◆ **Short exercise**
Write out all of the entries exactly as given.

..........

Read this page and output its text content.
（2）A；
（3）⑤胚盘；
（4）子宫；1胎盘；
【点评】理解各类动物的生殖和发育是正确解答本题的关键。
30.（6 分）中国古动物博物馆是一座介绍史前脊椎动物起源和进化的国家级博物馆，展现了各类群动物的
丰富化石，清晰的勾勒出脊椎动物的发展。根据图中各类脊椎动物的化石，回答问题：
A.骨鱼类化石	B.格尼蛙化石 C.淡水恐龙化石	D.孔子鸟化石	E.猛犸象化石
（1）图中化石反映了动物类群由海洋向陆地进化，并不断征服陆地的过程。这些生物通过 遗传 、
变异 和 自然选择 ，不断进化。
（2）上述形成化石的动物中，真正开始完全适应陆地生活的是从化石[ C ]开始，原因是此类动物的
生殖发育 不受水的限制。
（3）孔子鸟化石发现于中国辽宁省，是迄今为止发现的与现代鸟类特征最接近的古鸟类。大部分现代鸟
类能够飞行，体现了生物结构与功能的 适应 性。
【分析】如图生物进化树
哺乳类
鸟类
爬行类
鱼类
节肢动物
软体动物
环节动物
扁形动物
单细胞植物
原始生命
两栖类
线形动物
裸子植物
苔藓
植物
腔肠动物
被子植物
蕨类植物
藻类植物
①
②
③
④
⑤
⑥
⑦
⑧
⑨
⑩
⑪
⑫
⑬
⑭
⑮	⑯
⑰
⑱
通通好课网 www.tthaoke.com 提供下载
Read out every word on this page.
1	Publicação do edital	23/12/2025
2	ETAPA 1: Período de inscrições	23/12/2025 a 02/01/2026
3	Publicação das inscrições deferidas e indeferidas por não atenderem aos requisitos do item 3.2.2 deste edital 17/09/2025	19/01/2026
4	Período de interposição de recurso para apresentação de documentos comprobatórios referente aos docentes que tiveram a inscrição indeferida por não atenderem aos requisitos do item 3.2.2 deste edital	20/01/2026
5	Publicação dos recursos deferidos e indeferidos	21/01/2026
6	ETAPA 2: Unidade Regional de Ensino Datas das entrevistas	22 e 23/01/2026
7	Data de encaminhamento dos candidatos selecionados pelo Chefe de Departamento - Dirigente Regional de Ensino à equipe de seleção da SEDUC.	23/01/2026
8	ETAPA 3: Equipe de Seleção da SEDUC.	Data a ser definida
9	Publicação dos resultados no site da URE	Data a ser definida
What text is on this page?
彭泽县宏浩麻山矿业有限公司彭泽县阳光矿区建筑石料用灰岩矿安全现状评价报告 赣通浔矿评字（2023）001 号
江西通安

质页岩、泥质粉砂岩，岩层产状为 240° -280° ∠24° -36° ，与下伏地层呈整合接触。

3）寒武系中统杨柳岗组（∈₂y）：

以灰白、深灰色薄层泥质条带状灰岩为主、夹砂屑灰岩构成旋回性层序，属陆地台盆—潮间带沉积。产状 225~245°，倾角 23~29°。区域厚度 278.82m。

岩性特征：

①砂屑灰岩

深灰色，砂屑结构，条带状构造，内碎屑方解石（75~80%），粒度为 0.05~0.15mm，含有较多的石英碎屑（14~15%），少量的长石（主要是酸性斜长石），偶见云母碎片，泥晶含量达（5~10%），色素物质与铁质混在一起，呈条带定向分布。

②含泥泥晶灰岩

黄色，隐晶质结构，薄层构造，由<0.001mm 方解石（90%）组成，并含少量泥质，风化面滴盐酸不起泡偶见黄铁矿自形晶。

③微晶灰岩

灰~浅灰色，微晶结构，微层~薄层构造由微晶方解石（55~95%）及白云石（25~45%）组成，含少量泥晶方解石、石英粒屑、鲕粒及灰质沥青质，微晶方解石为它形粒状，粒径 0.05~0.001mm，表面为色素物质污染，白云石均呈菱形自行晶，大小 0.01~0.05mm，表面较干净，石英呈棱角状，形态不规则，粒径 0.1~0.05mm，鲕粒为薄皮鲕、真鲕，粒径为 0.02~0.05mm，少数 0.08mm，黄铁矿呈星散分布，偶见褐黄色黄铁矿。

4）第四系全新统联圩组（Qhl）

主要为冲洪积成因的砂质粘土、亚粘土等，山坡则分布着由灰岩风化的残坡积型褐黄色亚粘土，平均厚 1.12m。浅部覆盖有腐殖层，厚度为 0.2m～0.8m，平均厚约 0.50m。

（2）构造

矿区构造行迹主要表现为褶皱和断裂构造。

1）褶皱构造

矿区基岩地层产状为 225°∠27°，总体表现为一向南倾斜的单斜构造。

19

..........

◆ **Problem solution**
Read this page and output its text content.
（2）A；
（3）⑤胚盘；
（4）子宫；1胎盘；
【点评】理解各类动物的生殖和发育是正确解答本题的关键。
30.（6 分）中国古动物博物馆是一座介绍史前脊椎动物起源和进化的国家级博物馆，展现了各类群动物的
丰富化石，清晰的勾勒出脊椎动物的发展。根据图中各类脊椎动物的化石，回答问题：
A.骨鱼类化石	B.格尼蛙化石 C.淡水恐龙化石	D.孔子鸟化石	E.猛犸象化石
（1）图中化石反映了动物类群由海洋向陆地进化，并不断征服陆地的过程。这些生物通过 遗传 、
变异 和 自然选择 ，不断进化。
（2）上述形成化石的动物中，真正开始完全适应陆地生活的是从化石[ C ]开始，原因是此类动物的
生殖发育 不受水的限制。
（3）孔子鸟化石发现于中国辽宁省，是迄今为止发现的与现代鸟类特征最接近的古鸟类。大部分现代鸟
类能够飞行，体现了生物结构与功能的 适应 性。
【分析】如图生物进化树
哺乳类
鸟类
爬行类
鱼类
节肢动物
软体动物
环节动物
扁形动物
单细胞植物
原始生命
两栖类
线形动物
裸子植物
苔藓
植物
腔肠动物
被子植物
蕨类植物
藻类植物
①
②
③
④
⑤
⑥
⑦
⑧
⑨
⑩
⑪
⑫
⑬
⑭
⑮	⑯
⑰
⑱
通通好课网 www.tthaoke.com 提供下载
Read out every word on this page.
1	Publicação do edital	23/12/2025
2	ETAPA 1: Período de inscrições	23/12/2025 a 02/01/2026
3	Publicação das inscrições deferidas e indeferidas por não atenderem aos requisitos do item 3.2.2 deste edital 17/09/2025	19/01/2026
4	Período de interposição de recurso para apresentação de documentos comprobatórios referente aos docentes que tiveram a inscrição indeferida por não atenderem aos requisitos do item 3.2.2 deste edital	20/01/2026
5	Publicação dos recursos deferidos e indeferidos	21/01/2026
6	ETAPA 2: Unidade Regional de Ensino Datas das entrevistas	22 e 23/01/2026
7	Data de encaminhamento dos candidatos selecionados pelo Chefe de Departamento - Dirigente Regional de Ensino à equipe de seleção da SEDUC.	23/01/2026
8	ETAPA 3: Equipe de Seleção da SEDUC.	Data a ser definida
9	Publicação dos resultados no site da URE	Data a ser definida
What text is on this page?
彭泽县宏浩麻山矿业有限公司彭泽县阳光矿区建筑石料用灰岩矿安全现状评价报告 赣通浔矿评字（2023）001 号
江西通安

质页岩、泥质粉砂岩，岩层产状为 240° -280° ∠24° -36° ，与下伏地层呈整合接触。

3）寒武系中统杨柳岗组（∈₂y）：

以灰白、深灰色薄层泥质条带状灰岩为主、夹砂屑灰岩构成旋回性层序，属陆地台盆—潮间带沉积。产状 225~245°，倾角 23~29°。区域厚度 278.82m。

岩性特征：

①砂屑灰岩

深灰色，砂屑结构，条带状构造，内碎屑方解石（75~80%），粒度为 0.05~0.15mm，含有较多的石英碎屑（14~15%），少量的长石（主要是酸性斜长石），偶见云母碎片，泥晶含量达（5~10%），色素物质与铁质混在一起，呈条带定向分布。

②含泥泥晶灰岩

黄色，隐晶质结构，薄层构造，由<0.001mm 方解石（90%）组成，并含少量泥质，风化面滴盐酸不起泡偶见黄铁矿自形晶。

③微晶灰岩

灰~浅灰色，微晶结构，微层~薄层构造由微晶方解石（55~95%）及白云石（25~45%）组成，含少量泥晶方解石、石英粒屑、鲕粒及灰质沥青质，微晶方解石为它形粒状，粒径 0.05~0.001mm，表面为色素物质污染，白云石均呈菱形自行晶，大小 0.01~0.05mm，表面较干净，石英呈棱角状，形态不规则，粒径 0.1~0.05mm，鲕粒为薄皮鲕、真鲕，粒径为 0.02~0.05mm，少数 0.08mm，黄铁矿呈星散分布，偶见褐黄色黄铁矿。

4）第四系全新统联圩组（Qhl）

主要为冲洪积成因的砂质粘土、亚粘土等，山坡则分布着由灰岩风化的残坡积型褐黄色亚粘土，平均厚 1.12m。浅部覆盖有腐殖层，厚度为 0.2m～0.8m，平均厚约 0.50m。

（2）构造

矿区构造行迹主要表现为褶皱和断裂构造。

1）褶皱构造

矿区基岩地层产状为 225°∠27°，总体表现为一向南倾斜的单斜构造。

19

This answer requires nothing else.